EXERCISE BRIEF: In the entries below, find the lines with the word "scroll" and copy them.

(Dataset records)

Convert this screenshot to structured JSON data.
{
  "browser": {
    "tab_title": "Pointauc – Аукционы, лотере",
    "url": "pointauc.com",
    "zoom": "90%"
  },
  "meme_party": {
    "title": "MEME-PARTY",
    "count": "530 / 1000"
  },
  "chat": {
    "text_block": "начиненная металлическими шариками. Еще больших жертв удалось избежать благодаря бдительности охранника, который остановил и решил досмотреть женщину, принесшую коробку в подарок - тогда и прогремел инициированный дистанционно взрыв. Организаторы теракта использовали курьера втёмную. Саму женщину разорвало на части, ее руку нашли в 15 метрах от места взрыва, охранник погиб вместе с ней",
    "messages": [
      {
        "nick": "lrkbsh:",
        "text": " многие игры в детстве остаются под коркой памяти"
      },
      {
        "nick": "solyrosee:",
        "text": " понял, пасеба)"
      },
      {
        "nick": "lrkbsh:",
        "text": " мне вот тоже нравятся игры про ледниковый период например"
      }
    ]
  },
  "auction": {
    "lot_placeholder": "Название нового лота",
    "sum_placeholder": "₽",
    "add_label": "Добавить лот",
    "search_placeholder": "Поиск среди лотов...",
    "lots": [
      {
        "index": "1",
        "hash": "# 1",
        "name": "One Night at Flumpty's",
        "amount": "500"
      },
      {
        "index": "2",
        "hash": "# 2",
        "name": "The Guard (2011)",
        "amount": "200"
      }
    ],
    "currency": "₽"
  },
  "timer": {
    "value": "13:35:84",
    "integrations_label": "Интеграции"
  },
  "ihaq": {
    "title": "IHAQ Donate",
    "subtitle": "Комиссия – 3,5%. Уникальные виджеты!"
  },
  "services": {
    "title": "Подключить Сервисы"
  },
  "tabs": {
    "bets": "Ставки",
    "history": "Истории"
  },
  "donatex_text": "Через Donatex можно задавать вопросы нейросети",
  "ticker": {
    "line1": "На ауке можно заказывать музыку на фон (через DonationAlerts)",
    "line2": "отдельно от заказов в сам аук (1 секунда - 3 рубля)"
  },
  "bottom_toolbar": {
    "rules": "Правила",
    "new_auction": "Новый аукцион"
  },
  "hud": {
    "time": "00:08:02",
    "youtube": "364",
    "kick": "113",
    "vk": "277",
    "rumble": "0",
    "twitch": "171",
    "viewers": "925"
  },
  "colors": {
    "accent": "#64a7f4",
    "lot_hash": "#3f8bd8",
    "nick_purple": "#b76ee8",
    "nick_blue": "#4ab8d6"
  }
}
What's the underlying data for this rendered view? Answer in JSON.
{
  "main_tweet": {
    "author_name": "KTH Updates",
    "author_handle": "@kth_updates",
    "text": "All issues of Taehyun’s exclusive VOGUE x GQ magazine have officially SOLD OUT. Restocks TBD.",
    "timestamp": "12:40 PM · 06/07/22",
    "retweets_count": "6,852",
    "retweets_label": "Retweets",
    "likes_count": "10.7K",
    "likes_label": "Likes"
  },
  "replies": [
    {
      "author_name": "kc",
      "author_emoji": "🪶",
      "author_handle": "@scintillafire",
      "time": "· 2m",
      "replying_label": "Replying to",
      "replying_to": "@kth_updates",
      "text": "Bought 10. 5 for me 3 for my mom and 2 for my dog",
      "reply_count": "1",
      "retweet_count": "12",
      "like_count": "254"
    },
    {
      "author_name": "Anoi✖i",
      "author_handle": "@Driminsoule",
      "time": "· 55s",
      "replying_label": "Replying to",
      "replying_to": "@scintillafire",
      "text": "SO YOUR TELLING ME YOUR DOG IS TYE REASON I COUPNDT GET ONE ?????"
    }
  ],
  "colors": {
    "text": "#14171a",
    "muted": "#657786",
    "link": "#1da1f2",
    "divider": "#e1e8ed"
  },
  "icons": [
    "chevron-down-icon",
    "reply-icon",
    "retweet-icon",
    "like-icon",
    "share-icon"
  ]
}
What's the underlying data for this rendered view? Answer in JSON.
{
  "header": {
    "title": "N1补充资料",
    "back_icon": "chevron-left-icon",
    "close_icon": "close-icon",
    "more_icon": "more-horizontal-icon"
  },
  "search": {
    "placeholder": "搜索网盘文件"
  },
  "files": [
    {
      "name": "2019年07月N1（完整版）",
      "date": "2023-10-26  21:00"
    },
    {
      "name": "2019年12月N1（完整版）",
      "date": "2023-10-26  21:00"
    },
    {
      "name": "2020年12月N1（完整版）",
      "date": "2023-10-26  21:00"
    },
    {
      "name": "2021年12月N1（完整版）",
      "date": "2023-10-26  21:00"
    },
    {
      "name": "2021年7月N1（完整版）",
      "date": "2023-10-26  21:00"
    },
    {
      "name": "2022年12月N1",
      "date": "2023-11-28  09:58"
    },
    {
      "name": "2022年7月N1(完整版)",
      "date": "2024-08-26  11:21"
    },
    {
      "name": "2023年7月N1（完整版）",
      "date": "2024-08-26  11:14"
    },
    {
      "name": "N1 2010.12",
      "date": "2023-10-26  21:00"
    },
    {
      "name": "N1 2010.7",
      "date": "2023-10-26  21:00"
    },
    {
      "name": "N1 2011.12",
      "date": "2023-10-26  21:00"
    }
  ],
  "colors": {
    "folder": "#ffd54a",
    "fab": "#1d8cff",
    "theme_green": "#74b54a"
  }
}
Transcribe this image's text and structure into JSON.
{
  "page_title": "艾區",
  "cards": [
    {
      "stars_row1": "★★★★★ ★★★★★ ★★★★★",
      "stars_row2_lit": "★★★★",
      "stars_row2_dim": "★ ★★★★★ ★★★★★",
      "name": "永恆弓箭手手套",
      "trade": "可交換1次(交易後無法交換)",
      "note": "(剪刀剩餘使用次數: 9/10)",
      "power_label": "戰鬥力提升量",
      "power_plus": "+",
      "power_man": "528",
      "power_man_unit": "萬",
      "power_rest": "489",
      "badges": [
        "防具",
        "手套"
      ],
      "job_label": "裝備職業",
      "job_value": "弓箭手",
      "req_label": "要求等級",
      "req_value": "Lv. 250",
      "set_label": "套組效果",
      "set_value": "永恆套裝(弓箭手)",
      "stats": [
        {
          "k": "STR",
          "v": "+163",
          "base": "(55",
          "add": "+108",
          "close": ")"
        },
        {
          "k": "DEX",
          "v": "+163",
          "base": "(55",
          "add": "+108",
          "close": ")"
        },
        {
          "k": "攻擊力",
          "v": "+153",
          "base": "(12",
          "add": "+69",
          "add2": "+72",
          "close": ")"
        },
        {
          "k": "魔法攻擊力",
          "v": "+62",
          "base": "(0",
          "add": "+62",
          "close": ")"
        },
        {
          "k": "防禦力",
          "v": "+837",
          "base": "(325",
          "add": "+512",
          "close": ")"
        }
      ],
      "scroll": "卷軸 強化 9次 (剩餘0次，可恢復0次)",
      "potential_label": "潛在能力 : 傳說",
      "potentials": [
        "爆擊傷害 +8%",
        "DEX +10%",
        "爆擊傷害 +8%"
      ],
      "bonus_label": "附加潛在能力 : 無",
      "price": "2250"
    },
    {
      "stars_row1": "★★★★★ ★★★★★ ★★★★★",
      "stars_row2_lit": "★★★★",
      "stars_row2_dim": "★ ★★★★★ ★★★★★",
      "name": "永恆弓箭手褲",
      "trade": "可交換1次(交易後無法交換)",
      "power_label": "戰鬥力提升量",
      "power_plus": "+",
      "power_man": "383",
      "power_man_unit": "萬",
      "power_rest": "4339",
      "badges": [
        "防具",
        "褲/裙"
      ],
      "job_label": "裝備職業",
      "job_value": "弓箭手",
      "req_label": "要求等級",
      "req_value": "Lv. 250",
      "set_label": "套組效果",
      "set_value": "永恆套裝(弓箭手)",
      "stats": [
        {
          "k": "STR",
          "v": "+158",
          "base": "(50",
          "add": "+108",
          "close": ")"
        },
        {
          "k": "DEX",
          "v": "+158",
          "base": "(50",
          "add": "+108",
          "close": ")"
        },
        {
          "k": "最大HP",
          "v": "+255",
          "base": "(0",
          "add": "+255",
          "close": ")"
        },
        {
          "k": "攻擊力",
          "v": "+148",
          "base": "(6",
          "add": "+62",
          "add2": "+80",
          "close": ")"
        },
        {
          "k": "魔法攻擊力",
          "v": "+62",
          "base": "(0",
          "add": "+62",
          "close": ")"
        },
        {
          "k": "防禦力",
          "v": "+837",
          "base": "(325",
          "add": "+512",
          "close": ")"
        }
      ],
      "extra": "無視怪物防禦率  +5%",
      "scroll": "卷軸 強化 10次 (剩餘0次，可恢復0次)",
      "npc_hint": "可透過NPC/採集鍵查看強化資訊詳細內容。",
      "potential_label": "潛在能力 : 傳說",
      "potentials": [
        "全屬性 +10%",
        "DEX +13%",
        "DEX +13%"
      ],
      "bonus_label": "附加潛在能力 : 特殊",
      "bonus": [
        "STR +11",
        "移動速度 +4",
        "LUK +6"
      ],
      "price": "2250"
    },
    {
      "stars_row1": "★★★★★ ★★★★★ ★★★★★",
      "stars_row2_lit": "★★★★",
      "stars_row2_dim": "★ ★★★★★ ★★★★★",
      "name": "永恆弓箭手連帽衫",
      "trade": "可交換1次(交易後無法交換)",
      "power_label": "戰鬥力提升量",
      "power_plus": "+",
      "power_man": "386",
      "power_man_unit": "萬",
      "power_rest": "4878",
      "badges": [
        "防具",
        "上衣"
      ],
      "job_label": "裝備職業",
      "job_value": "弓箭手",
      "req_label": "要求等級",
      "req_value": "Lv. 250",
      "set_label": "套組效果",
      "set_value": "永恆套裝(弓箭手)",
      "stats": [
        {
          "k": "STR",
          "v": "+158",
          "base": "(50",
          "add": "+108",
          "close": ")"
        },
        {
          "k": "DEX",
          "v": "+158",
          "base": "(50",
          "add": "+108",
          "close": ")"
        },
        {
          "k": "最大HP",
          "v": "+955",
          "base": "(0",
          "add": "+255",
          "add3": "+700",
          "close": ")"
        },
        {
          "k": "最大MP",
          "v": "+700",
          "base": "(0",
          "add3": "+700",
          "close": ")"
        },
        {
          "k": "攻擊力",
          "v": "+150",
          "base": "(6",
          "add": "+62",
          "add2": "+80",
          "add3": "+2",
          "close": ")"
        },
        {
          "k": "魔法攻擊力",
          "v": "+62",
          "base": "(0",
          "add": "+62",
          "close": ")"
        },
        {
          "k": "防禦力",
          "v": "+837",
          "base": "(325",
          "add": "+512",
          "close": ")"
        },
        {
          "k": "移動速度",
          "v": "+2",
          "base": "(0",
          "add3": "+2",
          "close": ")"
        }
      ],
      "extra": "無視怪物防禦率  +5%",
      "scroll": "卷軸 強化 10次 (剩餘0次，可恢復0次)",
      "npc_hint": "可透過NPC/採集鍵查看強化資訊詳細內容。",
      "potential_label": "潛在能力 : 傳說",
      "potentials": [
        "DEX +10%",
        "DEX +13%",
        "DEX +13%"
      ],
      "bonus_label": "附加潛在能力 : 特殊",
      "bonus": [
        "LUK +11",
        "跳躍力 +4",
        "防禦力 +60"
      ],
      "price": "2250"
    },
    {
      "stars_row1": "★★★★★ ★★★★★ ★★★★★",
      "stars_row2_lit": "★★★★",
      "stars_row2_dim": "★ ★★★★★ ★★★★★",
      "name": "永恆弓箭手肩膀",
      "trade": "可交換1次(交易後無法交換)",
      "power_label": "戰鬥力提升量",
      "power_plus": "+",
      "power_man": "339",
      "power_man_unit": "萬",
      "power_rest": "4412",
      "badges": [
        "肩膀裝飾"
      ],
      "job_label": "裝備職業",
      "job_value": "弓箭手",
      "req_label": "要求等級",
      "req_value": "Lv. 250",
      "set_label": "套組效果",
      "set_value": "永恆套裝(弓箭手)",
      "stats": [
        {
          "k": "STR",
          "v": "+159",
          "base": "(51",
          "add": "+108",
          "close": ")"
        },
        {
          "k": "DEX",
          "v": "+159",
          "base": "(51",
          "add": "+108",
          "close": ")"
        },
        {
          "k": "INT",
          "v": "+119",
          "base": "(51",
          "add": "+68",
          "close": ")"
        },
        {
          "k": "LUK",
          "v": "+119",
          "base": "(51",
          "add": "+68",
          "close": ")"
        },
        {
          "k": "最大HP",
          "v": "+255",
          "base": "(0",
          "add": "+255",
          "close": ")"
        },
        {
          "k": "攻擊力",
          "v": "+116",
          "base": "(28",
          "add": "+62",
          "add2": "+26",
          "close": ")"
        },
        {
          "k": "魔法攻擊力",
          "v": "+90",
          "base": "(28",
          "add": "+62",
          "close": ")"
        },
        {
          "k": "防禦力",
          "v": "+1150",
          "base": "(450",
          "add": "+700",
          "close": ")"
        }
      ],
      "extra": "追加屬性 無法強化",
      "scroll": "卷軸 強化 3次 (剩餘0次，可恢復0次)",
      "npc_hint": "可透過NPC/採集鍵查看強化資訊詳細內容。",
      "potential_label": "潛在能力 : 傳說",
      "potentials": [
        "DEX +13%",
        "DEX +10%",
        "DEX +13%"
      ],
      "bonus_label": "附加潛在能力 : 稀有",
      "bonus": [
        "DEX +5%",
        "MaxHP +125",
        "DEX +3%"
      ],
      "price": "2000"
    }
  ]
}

OUTPUT OF THE TASK:
      "scroll": "卷軸 強化 9次 (剩餘0次，可恢復0次)",
      "scroll": "卷軸 強化 10次 (剩餘0次，可恢復0次)",
      "scroll": "卷軸 強化 10次 (剩餘0次，可恢復0次)",
      "scroll": "卷軸 強化 3次 (剩餘0次，可恢復0次)",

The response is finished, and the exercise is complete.